* [Problem description]:
Identify the lines that contain the string "Hatchling" and copy all of them.

* [Working data]:
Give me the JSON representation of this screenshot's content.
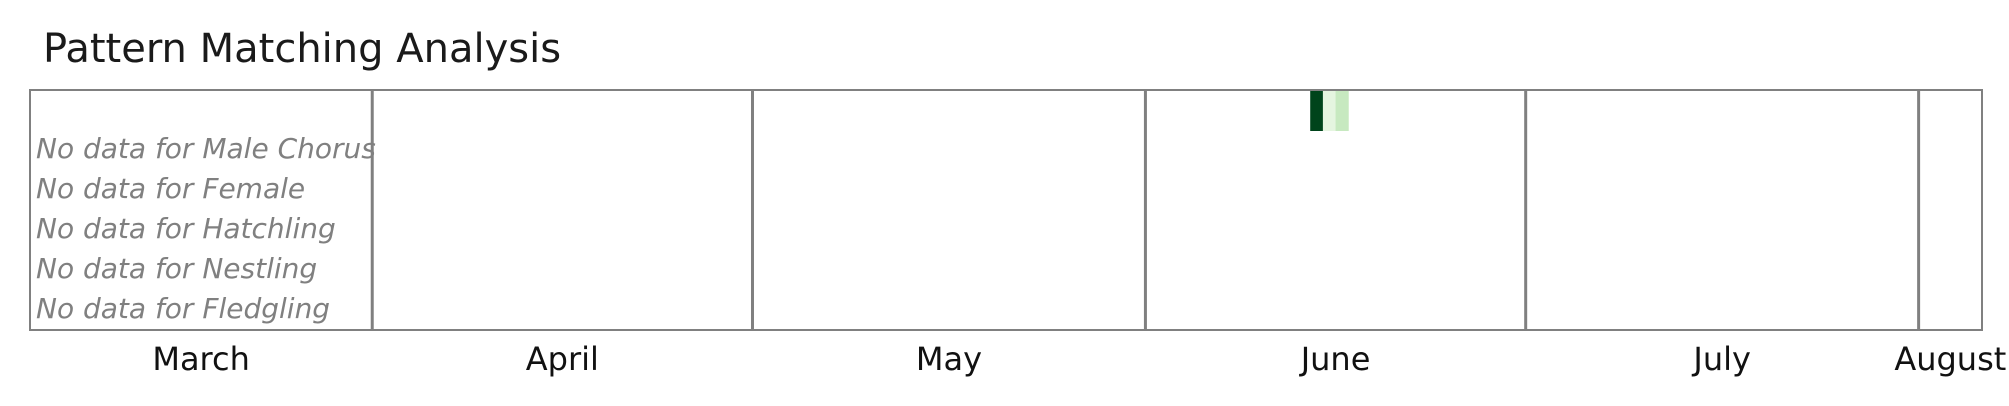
{
  "chart_data": {
    "type": "heatmap",
    "title": "Pattern Matching Analysis",
    "x_axis": {
      "type": "date",
      "range": [
        "2024-03-05",
        "2024-08-05"
      ],
      "months": [
        {
          "name": "March",
          "start": "2024-03-05",
          "end": "2024-03-31"
        },
        {
          "name": "April",
          "start": "2024-04-01",
          "end": "2024-04-30"
        },
        {
          "name": "May",
          "start": "2024-05-01",
          "end": "2024-05-31"
        },
        {
          "name": "June",
          "start": "2024-06-01",
          "end": "2024-06-30"
        },
        {
          "name": "July",
          "start": "2024-07-01",
          "end": "2024-07-31"
        },
        {
          "name": "August",
          "start": "2024-08-01",
          "end": "2024-08-05"
        }
      ]
    },
    "rows": [
      {
        "name": "Male Chorus",
        "message": "No data for Male Chorus"
      },
      {
        "name": "Female",
        "message": "No data for Female"
      },
      {
        "name": "Hatchling",
        "message": "No data for Hatchling"
      },
      {
        "name": "Nestling",
        "message": "No data for Nestling"
      },
      {
        "name": "Fledgling",
        "message": "No data for Fledgling"
      }
    ],
    "cells": [
      {
        "date": "2024-06-14",
        "color": "#00441b"
      },
      {
        "date": "2024-06-15",
        "color": "#e5f5e0"
      },
      {
        "date": "2024-06-16",
        "color": "#c7e9c0"
      }
    ],
    "colors": {
      "frame": "#808080",
      "no_data_text": "#808080"
    }
  }
}
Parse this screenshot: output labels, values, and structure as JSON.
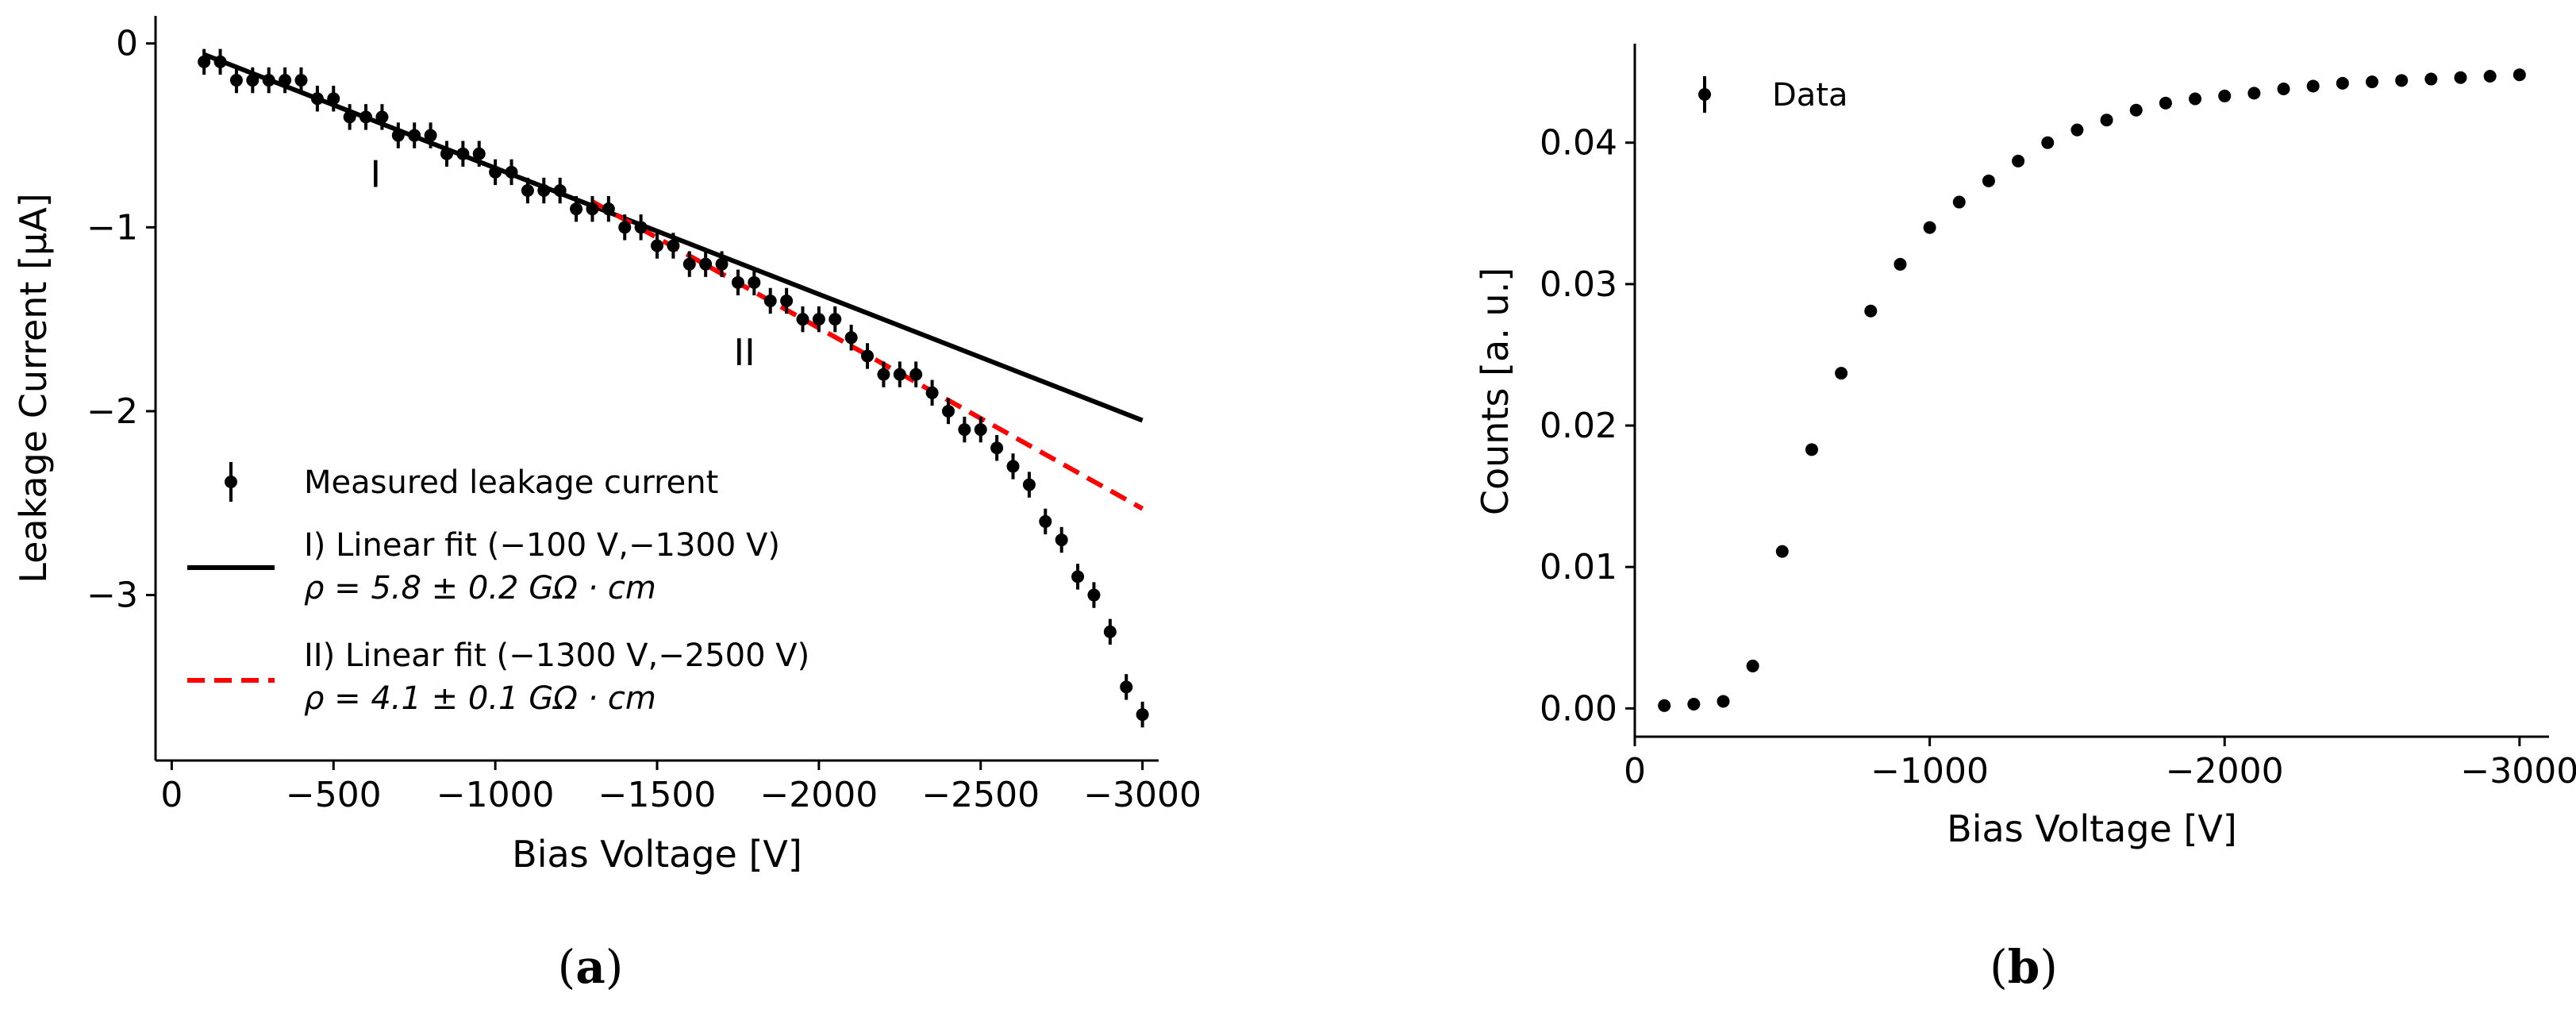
{
  "chart_data": [
    {
      "type": "scatter",
      "panel_label": {
        "open": "(",
        "letter": "a",
        "close": ")"
      },
      "xlabel": "Bias Voltage [V]",
      "ylabel": "Leakage Current [μA]",
      "xlim": [
        50,
        -3050
      ],
      "ylim": [
        -3.9,
        0.15
      ],
      "xticks": [
        0,
        -500,
        -1000,
        -1500,
        -2000,
        -2500,
        -3000
      ],
      "xtick_labels": [
        "0",
        "−500",
        "−1000",
        "−1500",
        "−2000",
        "−2500",
        "−3000"
      ],
      "yticks": [
        0,
        -1,
        -2,
        -3
      ],
      "ytick_labels": [
        "0",
        "−1",
        "−2",
        "−3"
      ],
      "grid": false,
      "legend_position": "lower-left",
      "series": [
        {
          "name": "Measured leakage current",
          "style": "errorbar-points",
          "color": "#000000",
          "x": [
            -100,
            -150,
            -200,
            -250,
            -300,
            -350,
            -400,
            -450,
            -500,
            -550,
            -600,
            -650,
            -700,
            -750,
            -800,
            -850,
            -900,
            -950,
            -1000,
            -1050,
            -1100,
            -1150,
            -1200,
            -1250,
            -1300,
            -1350,
            -1400,
            -1450,
            -1500,
            -1550,
            -1600,
            -1650,
            -1700,
            -1750,
            -1800,
            -1850,
            -1900,
            -1950,
            -2000,
            -2050,
            -2100,
            -2150,
            -2200,
            -2250,
            -2300,
            -2350,
            -2400,
            -2450,
            -2500,
            -2550,
            -2600,
            -2650,
            -2700,
            -2750,
            -2800,
            -2850,
            -2900,
            -2950,
            -3000
          ],
          "y": [
            -0.1,
            -0.1,
            -0.2,
            -0.2,
            -0.2,
            -0.2,
            -0.2,
            -0.3,
            -0.3,
            -0.4,
            -0.4,
            -0.4,
            -0.5,
            -0.5,
            -0.5,
            -0.6,
            -0.6,
            -0.6,
            -0.7,
            -0.7,
            -0.8,
            -0.8,
            -0.8,
            -0.9,
            -0.9,
            -0.9,
            -1.0,
            -1.0,
            -1.1,
            -1.1,
            -1.2,
            -1.2,
            -1.2,
            -1.3,
            -1.3,
            -1.4,
            -1.4,
            -1.5,
            -1.5,
            -1.5,
            -1.6,
            -1.7,
            -1.8,
            -1.8,
            -1.8,
            -1.9,
            -2.0,
            -2.1,
            -2.1,
            -2.2,
            -2.3,
            -2.4,
            -2.6,
            -2.7,
            -2.9,
            -3.0,
            -3.2,
            -3.5,
            -3.65
          ],
          "yerr": 0.07
        },
        {
          "name": "I) Linear fit (−100 V,−1300 V)",
          "legend_line2": "ρ = 5.8 ± 0.2 GΩ · cm",
          "style": "solid-line",
          "color": "#000000",
          "x": [
            -100,
            -3000
          ],
          "y": [
            -0.06,
            -2.05
          ]
        },
        {
          "name": "II) Linear fit (−1300 V,−2500 V)",
          "legend_line2": "ρ = 4.1 ± 0.1 GΩ · cm",
          "style": "dashed-line",
          "color": "#ff0000",
          "x": [
            -1300,
            -3000
          ],
          "y": [
            -0.86,
            -2.53
          ]
        }
      ],
      "annotations": [
        {
          "text": "I",
          "x": -630,
          "y": -0.78
        },
        {
          "text": "II",
          "x": -1770,
          "y": -1.75
        }
      ]
    },
    {
      "type": "scatter",
      "panel_label": {
        "open": "(",
        "letter": "b",
        "close": ")"
      },
      "xlabel": "Bias Voltage [V]",
      "ylabel": "Counts [a. u.]",
      "xlim": [
        0,
        -3100
      ],
      "ylim": [
        -0.002,
        0.047
      ],
      "xticks": [
        0,
        -1000,
        -2000,
        -3000
      ],
      "xtick_labels": [
        "0",
        "−1000",
        "−2000",
        "−3000"
      ],
      "yticks": [
        0.0,
        0.01,
        0.02,
        0.03,
        0.04
      ],
      "ytick_labels": [
        "0.00",
        "0.01",
        "0.02",
        "0.03",
        "0.04"
      ],
      "grid": false,
      "legend_position": "top-left",
      "series": [
        {
          "name": "Data",
          "style": "points",
          "color": "#000000",
          "x": [
            -100,
            -200,
            -300,
            -400,
            -500,
            -600,
            -700,
            -800,
            -900,
            -1000,
            -1100,
            -1200,
            -1300,
            -1400,
            -1500,
            -1600,
            -1700,
            -1800,
            -1900,
            -2000,
            -2100,
            -2200,
            -2300,
            -2400,
            -2500,
            -2600,
            -2700,
            -2800,
            -2900,
            -3000
          ],
          "y": [
            0.0002,
            0.0003,
            0.0005,
            0.003,
            0.0111,
            0.0183,
            0.0237,
            0.0281,
            0.0314,
            0.034,
            0.0358,
            0.0373,
            0.0387,
            0.04,
            0.0409,
            0.0416,
            0.0423,
            0.0428,
            0.0431,
            0.0433,
            0.0435,
            0.0438,
            0.044,
            0.0442,
            0.0443,
            0.0444,
            0.0445,
            0.0446,
            0.0447,
            0.0448
          ]
        }
      ]
    }
  ]
}
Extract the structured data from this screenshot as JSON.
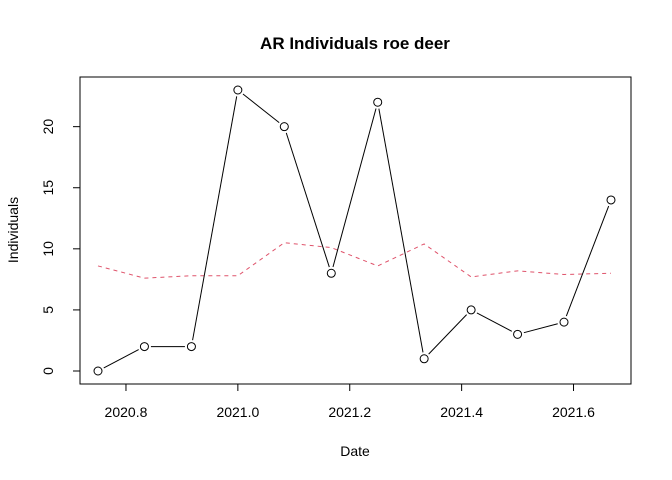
{
  "chart_data": {
    "type": "line",
    "title": "AR Individuals roe deer",
    "xlabel": "Date",
    "ylabel": "Individuals",
    "xlim": [
      2020.75,
      2021.667
    ],
    "ylim": [
      0,
      23
    ],
    "x_ticks": [
      "2020.8",
      "2021.0",
      "2021.2",
      "2021.4",
      "2021.6"
    ],
    "x_tick_values": [
      2020.8,
      2021.0,
      2021.2,
      2021.4,
      2021.6
    ],
    "y_ticks": [
      "0",
      "5",
      "10",
      "15",
      "20"
    ],
    "y_tick_values": [
      0,
      5,
      10,
      15,
      20
    ],
    "grid": false,
    "legend": "none",
    "series": [
      {
        "style": "solid line with open circle markers",
        "color": "#000000",
        "x": [
          2020.75,
          2020.833,
          2020.917,
          2021.0,
          2021.083,
          2021.167,
          2021.25,
          2021.333,
          2021.417,
          2021.5,
          2021.583,
          2021.667
        ],
        "values": [
          0,
          2,
          2,
          23,
          20,
          8,
          22,
          1,
          5,
          3,
          4,
          14
        ]
      },
      {
        "style": "dashed line",
        "color": "#DF536B",
        "x": [
          2020.75,
          2020.833,
          2020.917,
          2021.0,
          2021.083,
          2021.167,
          2021.25,
          2021.333,
          2021.417,
          2021.5,
          2021.583,
          2021.667
        ],
        "values": [
          8.6,
          7.6,
          7.8,
          7.8,
          10.5,
          10.1,
          8.6,
          10.4,
          7.7,
          8.2,
          7.9,
          8.0
        ]
      }
    ]
  }
}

* [Output below]:
        "name": "Hatchling",
        "message": "No data for Hatchling"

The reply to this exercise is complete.